-- Data records --
# # #
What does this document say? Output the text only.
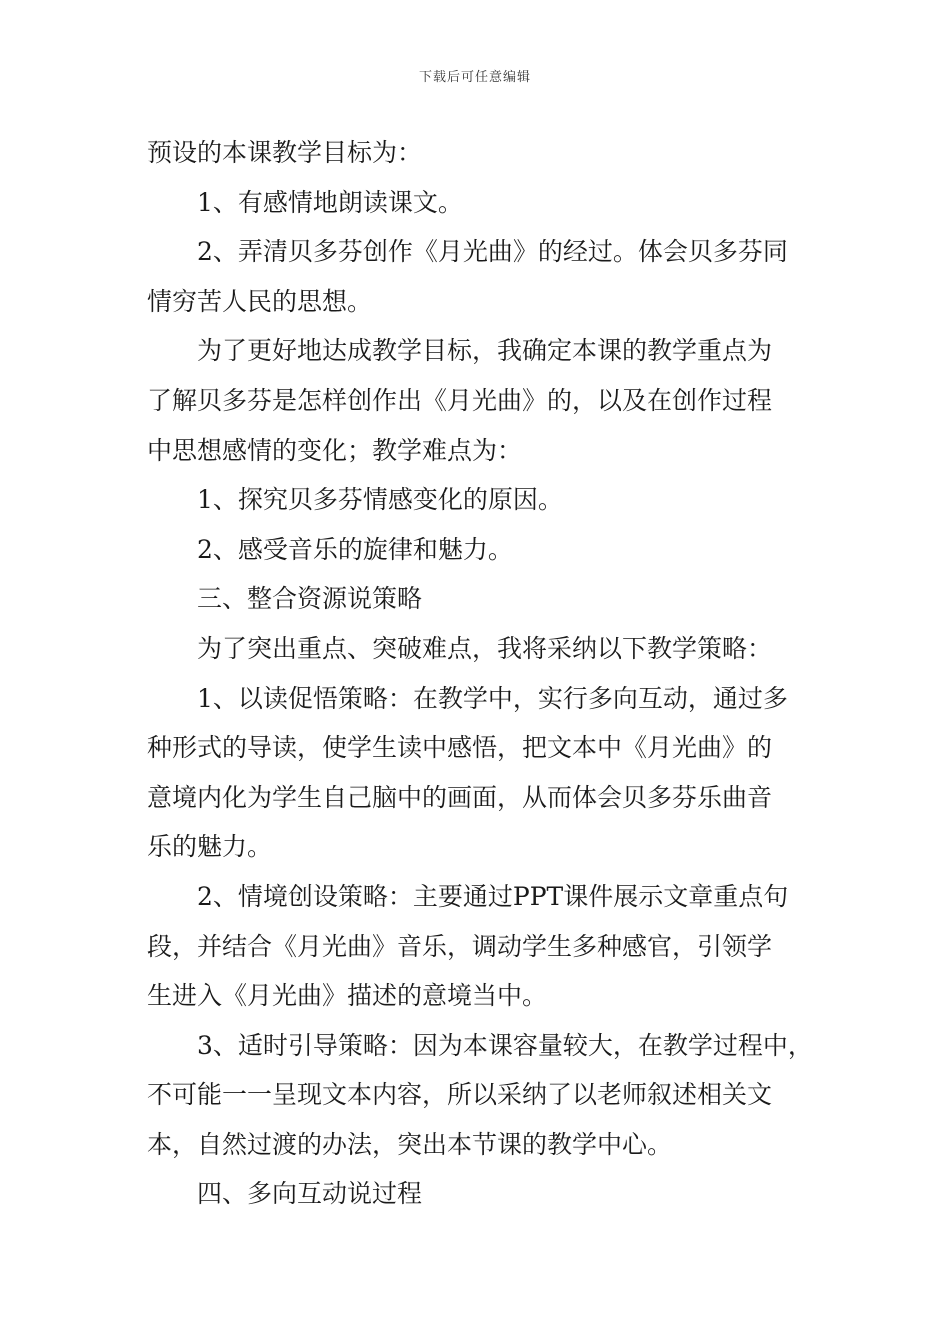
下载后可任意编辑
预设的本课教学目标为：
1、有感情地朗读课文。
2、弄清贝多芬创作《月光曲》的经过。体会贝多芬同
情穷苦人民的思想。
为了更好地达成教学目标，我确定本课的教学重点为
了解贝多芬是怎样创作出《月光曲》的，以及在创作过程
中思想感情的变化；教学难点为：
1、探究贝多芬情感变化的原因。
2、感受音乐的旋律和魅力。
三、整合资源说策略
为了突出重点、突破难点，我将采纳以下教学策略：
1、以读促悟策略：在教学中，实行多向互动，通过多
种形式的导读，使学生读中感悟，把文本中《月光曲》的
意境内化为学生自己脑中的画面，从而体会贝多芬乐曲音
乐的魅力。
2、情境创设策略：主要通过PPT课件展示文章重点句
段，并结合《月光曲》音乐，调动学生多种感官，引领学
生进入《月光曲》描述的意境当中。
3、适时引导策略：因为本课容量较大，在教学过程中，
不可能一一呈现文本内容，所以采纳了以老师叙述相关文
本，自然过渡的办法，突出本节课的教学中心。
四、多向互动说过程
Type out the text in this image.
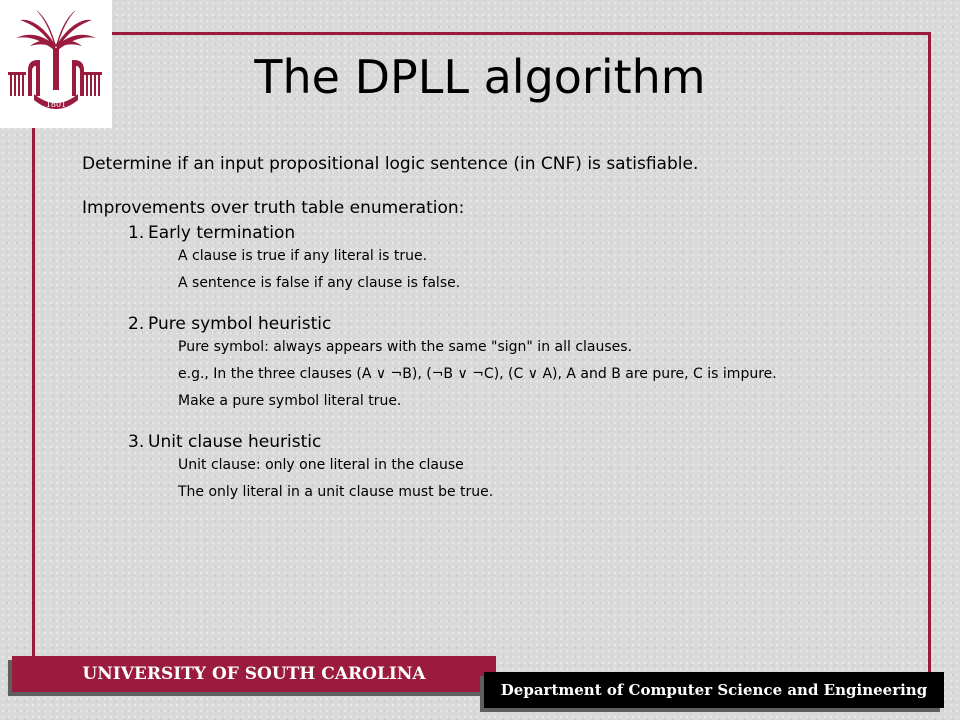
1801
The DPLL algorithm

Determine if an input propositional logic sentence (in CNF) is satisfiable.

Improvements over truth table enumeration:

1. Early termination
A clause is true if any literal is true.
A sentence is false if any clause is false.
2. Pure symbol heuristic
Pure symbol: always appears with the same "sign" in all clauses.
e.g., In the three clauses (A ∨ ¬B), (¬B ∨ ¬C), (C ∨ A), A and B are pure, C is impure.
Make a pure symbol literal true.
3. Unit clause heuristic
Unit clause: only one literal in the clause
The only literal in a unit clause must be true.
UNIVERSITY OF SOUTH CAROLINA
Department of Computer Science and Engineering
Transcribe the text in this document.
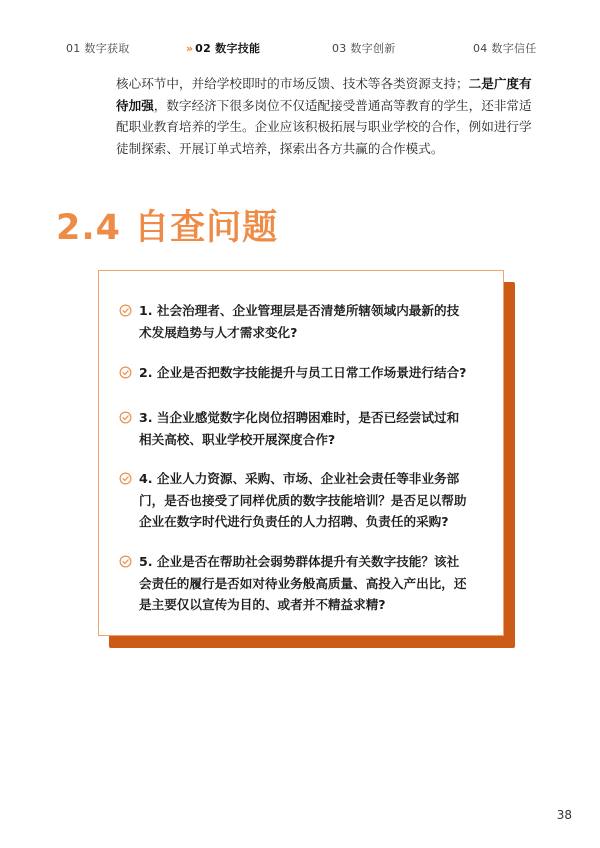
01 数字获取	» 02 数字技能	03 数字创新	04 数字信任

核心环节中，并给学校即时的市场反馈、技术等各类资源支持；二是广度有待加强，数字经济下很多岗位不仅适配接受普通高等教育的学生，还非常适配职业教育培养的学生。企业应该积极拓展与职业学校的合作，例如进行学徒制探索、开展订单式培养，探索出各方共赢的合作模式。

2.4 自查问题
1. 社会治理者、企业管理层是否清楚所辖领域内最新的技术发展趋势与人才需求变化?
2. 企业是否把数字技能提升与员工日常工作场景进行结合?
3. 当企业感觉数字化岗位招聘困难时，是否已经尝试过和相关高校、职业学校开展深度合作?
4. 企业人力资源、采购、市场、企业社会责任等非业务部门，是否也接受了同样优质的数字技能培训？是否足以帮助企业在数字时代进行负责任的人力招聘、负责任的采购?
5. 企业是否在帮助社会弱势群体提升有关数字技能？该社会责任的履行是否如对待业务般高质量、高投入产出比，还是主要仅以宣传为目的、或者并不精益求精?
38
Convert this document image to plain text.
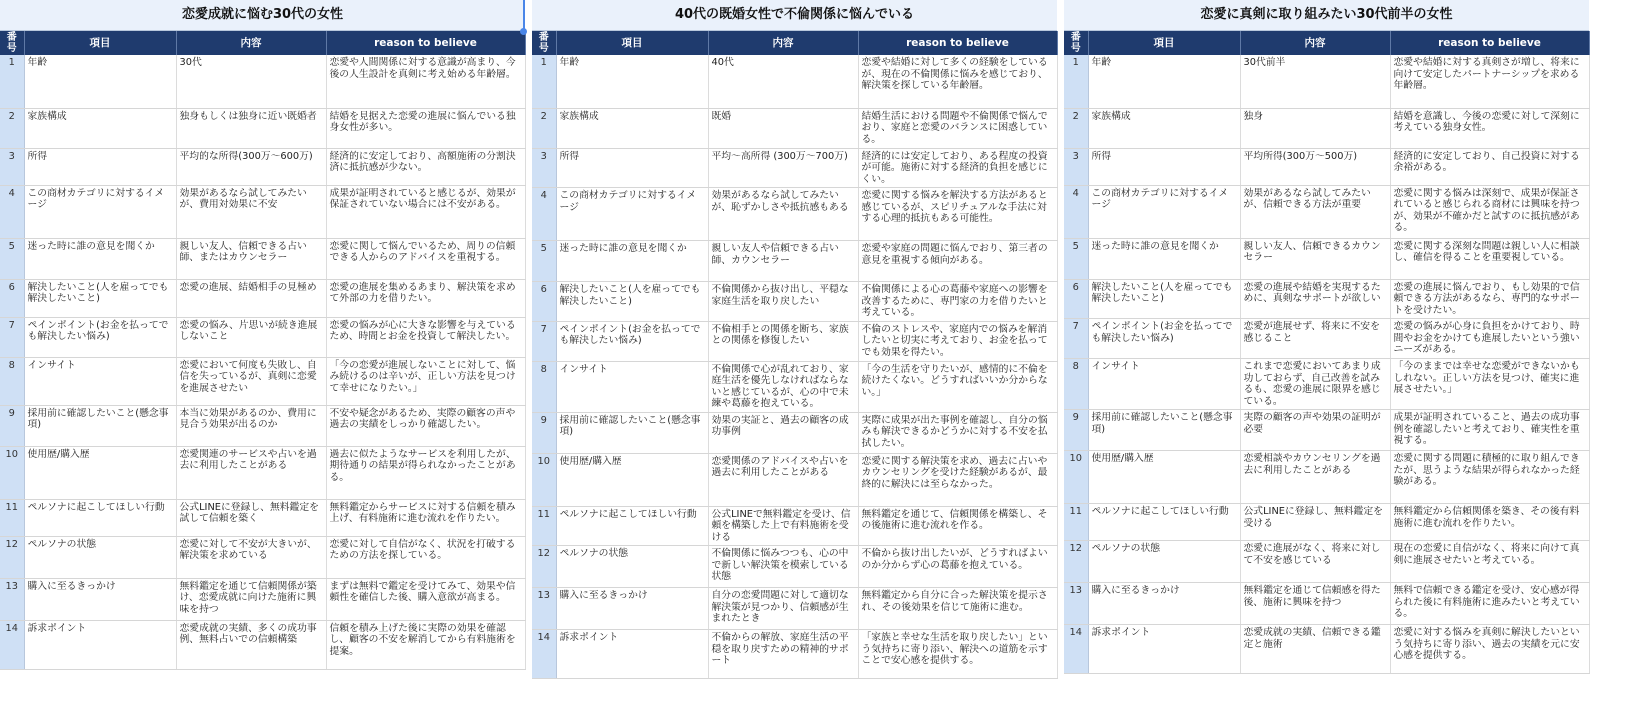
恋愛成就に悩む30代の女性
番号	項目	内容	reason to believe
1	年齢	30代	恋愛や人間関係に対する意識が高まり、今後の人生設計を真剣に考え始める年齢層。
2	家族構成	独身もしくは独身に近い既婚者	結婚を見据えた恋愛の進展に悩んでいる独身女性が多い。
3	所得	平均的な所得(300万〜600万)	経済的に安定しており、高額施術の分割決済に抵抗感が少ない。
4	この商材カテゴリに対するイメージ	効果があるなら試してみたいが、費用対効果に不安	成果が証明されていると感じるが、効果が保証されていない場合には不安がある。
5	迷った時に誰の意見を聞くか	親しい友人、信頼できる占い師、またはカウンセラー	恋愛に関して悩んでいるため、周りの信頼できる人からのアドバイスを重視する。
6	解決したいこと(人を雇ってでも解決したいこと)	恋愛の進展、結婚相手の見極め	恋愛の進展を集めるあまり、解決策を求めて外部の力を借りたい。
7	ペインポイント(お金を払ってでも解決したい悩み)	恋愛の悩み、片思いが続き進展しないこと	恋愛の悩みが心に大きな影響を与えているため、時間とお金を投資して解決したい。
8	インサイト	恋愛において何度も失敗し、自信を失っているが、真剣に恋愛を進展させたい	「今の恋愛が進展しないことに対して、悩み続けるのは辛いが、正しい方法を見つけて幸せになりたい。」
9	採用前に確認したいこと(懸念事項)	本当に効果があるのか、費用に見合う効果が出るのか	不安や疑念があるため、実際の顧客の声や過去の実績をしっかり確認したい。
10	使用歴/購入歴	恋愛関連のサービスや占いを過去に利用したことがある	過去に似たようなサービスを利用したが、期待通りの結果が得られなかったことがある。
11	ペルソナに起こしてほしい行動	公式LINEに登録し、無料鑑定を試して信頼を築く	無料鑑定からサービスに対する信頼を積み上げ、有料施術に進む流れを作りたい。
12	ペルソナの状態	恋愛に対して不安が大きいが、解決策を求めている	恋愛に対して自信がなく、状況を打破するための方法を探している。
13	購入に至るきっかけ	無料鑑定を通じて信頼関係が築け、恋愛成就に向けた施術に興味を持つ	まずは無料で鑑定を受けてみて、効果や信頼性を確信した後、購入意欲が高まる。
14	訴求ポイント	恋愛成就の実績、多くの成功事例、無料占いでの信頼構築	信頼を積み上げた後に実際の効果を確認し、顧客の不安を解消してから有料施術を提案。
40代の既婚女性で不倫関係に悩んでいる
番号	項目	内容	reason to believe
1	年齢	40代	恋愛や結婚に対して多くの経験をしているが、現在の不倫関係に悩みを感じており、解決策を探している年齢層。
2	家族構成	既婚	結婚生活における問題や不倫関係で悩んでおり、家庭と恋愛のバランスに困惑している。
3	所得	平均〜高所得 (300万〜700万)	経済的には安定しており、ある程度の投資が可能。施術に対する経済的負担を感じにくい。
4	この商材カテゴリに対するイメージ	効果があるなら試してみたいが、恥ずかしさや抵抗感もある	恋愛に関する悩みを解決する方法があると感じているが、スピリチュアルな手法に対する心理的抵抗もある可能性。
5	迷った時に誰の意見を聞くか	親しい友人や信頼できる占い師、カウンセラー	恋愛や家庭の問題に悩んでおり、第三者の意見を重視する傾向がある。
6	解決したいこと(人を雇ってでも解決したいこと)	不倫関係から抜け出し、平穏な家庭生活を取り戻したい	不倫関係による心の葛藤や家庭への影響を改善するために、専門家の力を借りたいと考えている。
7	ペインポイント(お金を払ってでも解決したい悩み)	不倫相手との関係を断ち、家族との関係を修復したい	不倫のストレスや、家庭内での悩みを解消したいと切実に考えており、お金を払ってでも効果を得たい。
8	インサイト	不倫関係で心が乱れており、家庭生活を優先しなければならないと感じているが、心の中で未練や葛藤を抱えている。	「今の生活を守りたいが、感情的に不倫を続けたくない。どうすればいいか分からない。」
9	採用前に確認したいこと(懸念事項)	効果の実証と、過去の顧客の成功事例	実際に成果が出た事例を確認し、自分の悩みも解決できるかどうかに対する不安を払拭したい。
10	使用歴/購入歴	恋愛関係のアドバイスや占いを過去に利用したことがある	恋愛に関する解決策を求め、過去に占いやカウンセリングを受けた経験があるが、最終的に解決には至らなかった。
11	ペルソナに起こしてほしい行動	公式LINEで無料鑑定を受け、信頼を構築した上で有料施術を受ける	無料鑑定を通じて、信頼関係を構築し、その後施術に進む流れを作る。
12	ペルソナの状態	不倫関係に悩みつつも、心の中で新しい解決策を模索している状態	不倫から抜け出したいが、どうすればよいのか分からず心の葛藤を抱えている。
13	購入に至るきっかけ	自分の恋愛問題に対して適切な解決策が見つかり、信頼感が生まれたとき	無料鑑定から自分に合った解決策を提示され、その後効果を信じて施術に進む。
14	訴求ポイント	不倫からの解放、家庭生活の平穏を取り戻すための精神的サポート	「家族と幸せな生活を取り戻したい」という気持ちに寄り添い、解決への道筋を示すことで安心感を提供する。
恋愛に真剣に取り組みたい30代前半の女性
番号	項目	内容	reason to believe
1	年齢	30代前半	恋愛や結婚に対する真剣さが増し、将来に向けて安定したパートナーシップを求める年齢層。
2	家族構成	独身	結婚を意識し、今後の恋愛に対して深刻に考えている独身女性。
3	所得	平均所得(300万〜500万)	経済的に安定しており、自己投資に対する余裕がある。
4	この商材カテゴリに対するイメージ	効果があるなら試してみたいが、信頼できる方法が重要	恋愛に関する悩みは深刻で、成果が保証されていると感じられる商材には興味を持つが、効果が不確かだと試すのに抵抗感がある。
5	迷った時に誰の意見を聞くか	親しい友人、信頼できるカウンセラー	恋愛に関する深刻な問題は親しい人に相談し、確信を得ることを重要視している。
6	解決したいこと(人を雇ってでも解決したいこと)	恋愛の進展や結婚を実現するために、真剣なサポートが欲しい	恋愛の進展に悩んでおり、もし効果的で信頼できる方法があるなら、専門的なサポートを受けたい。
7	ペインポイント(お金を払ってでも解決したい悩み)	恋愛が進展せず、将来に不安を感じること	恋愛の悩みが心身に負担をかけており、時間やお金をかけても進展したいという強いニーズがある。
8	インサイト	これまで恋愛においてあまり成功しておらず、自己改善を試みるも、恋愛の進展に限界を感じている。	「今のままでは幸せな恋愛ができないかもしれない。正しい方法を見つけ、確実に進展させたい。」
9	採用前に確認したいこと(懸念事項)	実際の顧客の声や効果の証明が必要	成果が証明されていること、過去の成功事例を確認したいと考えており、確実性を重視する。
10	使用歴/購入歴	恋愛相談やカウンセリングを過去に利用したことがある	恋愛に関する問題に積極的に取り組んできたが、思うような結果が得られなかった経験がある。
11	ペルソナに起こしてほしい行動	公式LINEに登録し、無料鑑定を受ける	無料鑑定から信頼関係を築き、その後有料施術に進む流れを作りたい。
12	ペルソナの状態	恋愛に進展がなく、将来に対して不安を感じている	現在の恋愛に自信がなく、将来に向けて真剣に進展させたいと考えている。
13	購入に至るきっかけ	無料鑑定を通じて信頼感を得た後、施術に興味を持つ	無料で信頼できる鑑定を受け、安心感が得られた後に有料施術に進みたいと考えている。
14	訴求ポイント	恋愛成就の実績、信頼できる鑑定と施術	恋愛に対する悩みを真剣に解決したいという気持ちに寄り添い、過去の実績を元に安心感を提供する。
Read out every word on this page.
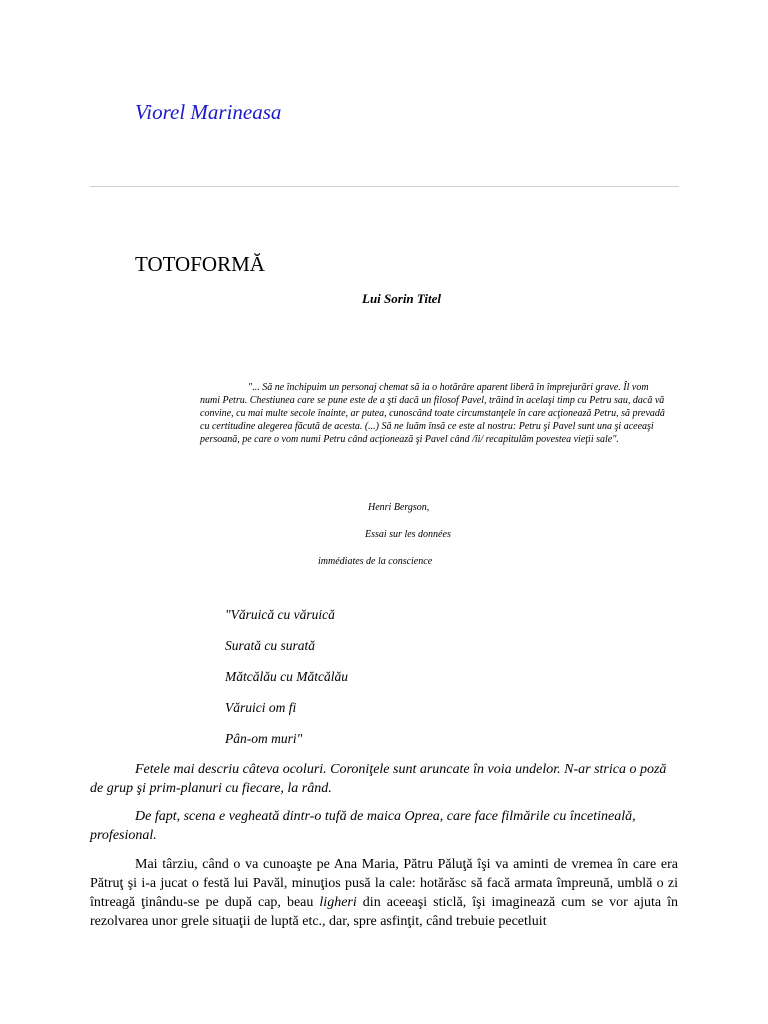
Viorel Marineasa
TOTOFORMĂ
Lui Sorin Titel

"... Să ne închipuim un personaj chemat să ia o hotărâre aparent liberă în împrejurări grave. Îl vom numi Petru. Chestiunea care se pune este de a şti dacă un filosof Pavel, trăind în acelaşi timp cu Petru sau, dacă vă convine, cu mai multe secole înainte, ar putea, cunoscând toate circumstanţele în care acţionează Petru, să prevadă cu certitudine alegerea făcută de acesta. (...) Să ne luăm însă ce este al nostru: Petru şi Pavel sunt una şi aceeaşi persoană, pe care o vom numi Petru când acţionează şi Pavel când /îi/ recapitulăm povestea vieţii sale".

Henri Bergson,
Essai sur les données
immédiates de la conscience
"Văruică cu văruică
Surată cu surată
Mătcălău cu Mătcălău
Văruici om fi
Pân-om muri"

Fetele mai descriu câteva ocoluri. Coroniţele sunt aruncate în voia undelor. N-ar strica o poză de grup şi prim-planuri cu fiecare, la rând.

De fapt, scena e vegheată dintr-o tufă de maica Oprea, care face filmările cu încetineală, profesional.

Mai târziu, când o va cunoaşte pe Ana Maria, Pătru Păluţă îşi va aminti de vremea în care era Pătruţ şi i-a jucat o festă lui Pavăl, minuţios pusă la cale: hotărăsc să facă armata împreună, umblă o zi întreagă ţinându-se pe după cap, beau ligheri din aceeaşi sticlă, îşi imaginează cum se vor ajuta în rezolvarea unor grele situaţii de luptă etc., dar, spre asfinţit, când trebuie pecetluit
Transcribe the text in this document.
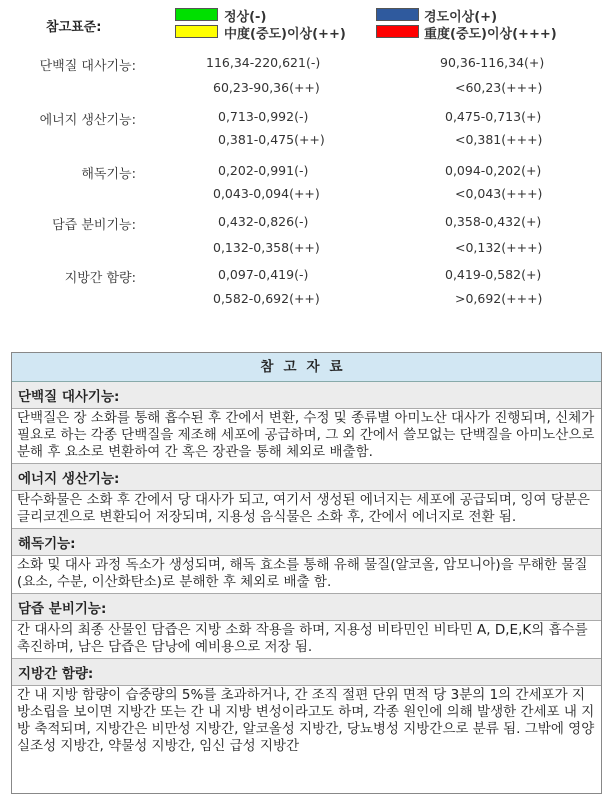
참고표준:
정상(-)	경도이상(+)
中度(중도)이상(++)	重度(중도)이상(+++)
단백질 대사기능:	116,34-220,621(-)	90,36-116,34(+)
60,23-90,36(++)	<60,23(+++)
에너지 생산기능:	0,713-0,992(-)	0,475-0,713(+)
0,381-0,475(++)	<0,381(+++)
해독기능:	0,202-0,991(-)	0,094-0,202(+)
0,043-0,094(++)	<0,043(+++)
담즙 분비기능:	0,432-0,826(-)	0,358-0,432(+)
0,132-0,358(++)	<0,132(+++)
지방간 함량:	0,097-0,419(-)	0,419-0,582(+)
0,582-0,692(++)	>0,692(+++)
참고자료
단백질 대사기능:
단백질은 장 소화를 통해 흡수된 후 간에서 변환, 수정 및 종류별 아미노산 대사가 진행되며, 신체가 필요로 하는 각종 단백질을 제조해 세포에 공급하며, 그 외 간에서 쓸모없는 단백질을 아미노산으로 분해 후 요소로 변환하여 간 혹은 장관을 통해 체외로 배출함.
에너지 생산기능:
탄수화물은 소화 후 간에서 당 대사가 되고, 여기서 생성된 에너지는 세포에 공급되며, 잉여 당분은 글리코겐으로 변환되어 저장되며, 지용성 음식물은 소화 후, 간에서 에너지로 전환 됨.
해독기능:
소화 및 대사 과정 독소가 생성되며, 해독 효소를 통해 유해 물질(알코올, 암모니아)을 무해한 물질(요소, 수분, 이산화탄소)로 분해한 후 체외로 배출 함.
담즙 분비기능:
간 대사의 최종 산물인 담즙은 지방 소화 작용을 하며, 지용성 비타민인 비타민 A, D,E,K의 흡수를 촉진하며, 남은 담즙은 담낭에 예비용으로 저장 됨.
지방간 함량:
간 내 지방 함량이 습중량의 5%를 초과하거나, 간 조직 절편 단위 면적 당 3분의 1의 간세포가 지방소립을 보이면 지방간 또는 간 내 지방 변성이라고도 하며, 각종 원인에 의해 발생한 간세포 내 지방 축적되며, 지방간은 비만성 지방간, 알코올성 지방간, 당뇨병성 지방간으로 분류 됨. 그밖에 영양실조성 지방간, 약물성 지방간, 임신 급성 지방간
# # #
-- Problem details --
Locate all lines in the listing above with the word "迷った時に誰の意見を聞くか" and copy them.

-- The reply --
5	迷った時に誰の意見を聞くか	親しい友人、信頼できる占い師、またはカウンセラー	恋愛に関して悩んでいるため、周りの信頼できる人からのアドバイスを重視する。
5	迷った時に誰の意見を聞くか	親しい友人や信頼できる占い師、カウンセラー	恋愛や家庭の問題に悩んでおり、第三者の意見を重視する傾向がある。
5	迷った時に誰の意見を聞くか	親しい友人、信頼できるカウンセラー	恋愛に関する深刻な問題は親しい人に相談し、確信を得ることを重要視している。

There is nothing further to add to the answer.